--- begin STORED RECORDS ---
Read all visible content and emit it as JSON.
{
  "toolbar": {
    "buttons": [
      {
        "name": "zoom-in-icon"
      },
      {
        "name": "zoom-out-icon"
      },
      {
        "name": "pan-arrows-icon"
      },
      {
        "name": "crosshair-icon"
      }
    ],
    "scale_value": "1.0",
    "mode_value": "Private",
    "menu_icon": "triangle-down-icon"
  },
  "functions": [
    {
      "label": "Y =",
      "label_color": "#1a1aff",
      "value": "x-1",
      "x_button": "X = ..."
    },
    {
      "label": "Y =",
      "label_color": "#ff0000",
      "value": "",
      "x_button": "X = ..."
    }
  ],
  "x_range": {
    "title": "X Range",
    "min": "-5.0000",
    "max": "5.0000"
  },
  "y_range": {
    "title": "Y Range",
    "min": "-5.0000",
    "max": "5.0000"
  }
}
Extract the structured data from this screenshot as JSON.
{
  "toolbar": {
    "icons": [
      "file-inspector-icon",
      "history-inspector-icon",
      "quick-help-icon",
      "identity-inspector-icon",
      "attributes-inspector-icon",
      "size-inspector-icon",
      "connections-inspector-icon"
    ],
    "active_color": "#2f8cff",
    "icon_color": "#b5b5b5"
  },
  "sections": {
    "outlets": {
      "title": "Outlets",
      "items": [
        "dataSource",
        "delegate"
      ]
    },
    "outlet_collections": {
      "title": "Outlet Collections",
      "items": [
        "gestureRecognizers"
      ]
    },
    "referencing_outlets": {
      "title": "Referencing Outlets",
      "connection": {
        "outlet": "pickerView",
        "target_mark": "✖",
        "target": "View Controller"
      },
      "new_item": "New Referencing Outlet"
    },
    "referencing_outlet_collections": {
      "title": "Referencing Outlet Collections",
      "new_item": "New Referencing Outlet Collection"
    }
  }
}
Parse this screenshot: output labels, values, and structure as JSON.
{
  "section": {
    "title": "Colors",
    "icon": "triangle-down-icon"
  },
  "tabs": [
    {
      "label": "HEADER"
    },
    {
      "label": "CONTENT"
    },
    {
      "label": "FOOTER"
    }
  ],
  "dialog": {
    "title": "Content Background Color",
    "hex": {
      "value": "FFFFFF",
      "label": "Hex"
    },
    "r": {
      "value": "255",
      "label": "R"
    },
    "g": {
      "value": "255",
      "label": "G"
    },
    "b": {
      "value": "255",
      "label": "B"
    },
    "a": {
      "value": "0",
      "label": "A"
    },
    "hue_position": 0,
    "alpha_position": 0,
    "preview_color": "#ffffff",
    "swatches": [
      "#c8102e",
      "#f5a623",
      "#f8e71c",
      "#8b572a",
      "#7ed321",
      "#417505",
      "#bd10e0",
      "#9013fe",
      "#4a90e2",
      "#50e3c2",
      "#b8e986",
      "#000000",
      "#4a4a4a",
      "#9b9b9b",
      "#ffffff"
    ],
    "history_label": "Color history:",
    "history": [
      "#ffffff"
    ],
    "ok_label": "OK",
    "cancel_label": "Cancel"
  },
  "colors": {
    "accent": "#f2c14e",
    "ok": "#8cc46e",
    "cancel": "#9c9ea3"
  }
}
--- end STORED RECORDS ---
EXERCISE TASK: Copy out all lines from the material above that contain the string "this".

TASK ANSWER:
Extract the structured data from this screenshot as JSON.
Parse this screenshot: output labels, values, and structure as JSON.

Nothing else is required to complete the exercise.